Write out the entries verbatim and leave the images out of the copy.
## BEGIN RECORDS FOR PROCESSING
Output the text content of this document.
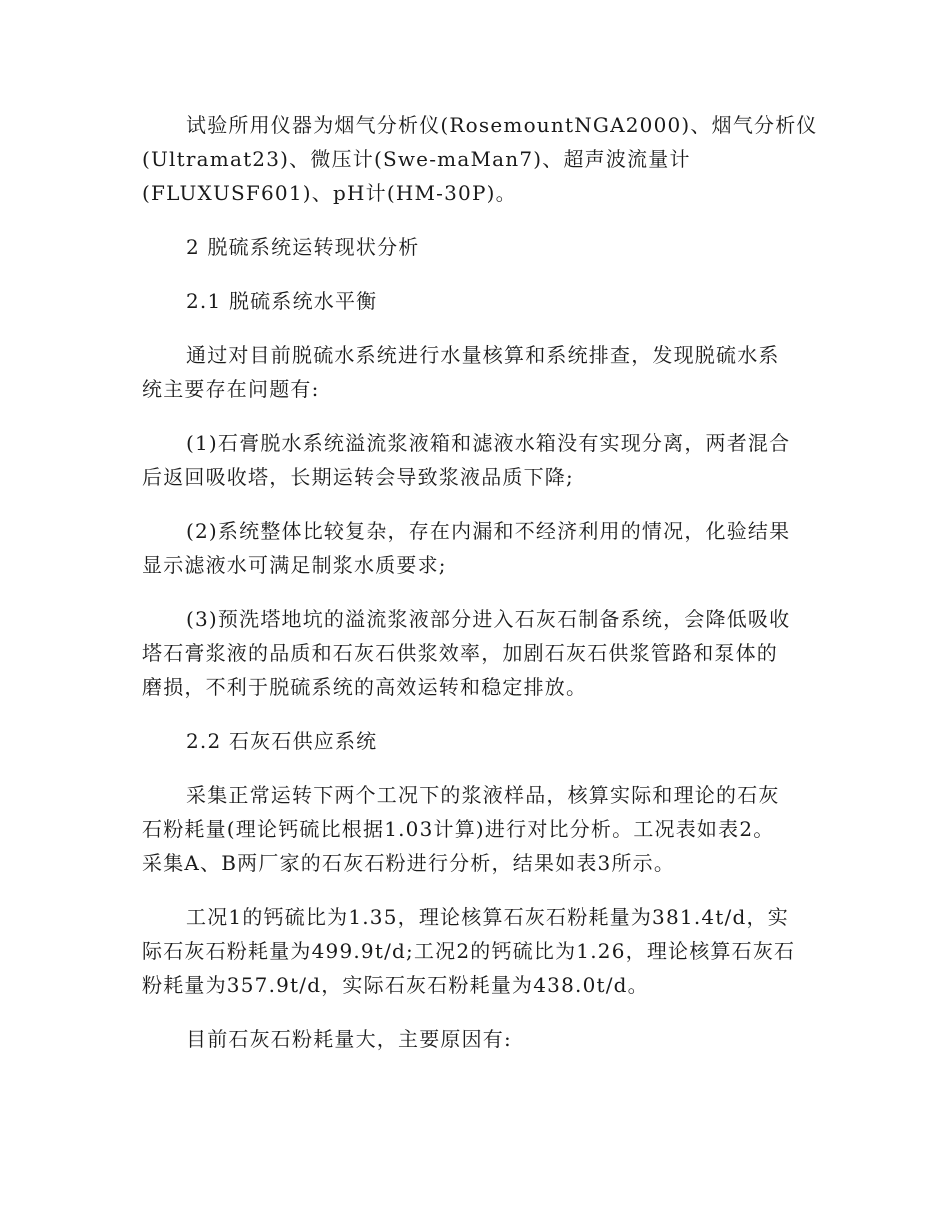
试验所用仪器为烟气分析仪(RosemountNGA2000)、烟气分析仪
(Ultramat23)、微压计(Swe-maMan7)、超声波流量计
(FLUXUSF601)、pH计(HM-30P)。
2 脱硫系统运转现状分析
2.1 脱硫系统水平衡
通过对目前脱硫水系统进行水量核算和系统排查，发现脱硫水系
统主要存在问题有:
(1)石膏脱水系统溢流浆液箱和滤液水箱没有实现分离，两者混合
后返回吸收塔，长期运转会导致浆液品质下降;
(2)系统整体比较复杂，存在内漏和不经济利用的情况，化验结果
显示滤液水可满足制浆水质要求;
(3)预洗塔地坑的溢流浆液部分进入石灰石制备系统，会降低吸收
塔石膏浆液的品质和石灰石供浆效率，加剧石灰石供浆管路和泵体的
磨损，不利于脱硫系统的高效运转和稳定排放。
2.2 石灰石供应系统
采集正常运转下两个工况下的浆液样品，核算实际和理论的石灰
石粉耗量(理论钙硫比根据1.03计算)进行对比分析。工况表如表2。
采集A、B两厂家的石灰石粉进行分析，结果如表3所示。
工况1的钙硫比为1.35，理论核算石灰石粉耗量为381.4t/d，实
际石灰石粉耗量为499.9t/d;工况2的钙硫比为1.26，理论核算石灰石
粉耗量为357.9t/d，实际石灰石粉耗量为438.0t/d。
目前石灰石粉耗量大，主要原因有:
## END RECORDS FOR PROCESSING
* EXERCISE RESULT:
Output the text content of this document.
试验所用仪器为烟气分析仪(RosemountNGA2000)、烟气分析仪
(Ultramat23)、微压计(Swe-maMan7)、超声波流量计
(FLUXUSF601)、pH计(HM-30P)。
2 脱硫系统运转现状分析
2.1 脱硫系统水平衡
通过对目前脱硫水系统进行水量核算和系统排查，发现脱硫水系
统主要存在问题有:
(1)石膏脱水系统溢流浆液箱和滤液水箱没有实现分离，两者混合
后返回吸收塔，长期运转会导致浆液品质下降;
(2)系统整体比较复杂，存在内漏和不经济利用的情况，化验结果
显示滤液水可满足制浆水质要求;
(3)预洗塔地坑的溢流浆液部分进入石灰石制备系统，会降低吸收
塔石膏浆液的品质和石灰石供浆效率，加剧石灰石供浆管路和泵体的
磨损，不利于脱硫系统的高效运转和稳定排放。
2.2 石灰石供应系统
采集正常运转下两个工况下的浆液样品，核算实际和理论的石灰
石粉耗量(理论钙硫比根据1.03计算)进行对比分析。工况表如表2。
采集A、B两厂家的石灰石粉进行分析，结果如表3所示。
工况1的钙硫比为1.35，理论核算石灰石粉耗量为381.4t/d，实
际石灰石粉耗量为499.9t/d;工况2的钙硫比为1.26，理论核算石灰石
粉耗量为357.9t/d，实际石灰石粉耗量为438.0t/d。
目前石灰石粉耗量大，主要原因有:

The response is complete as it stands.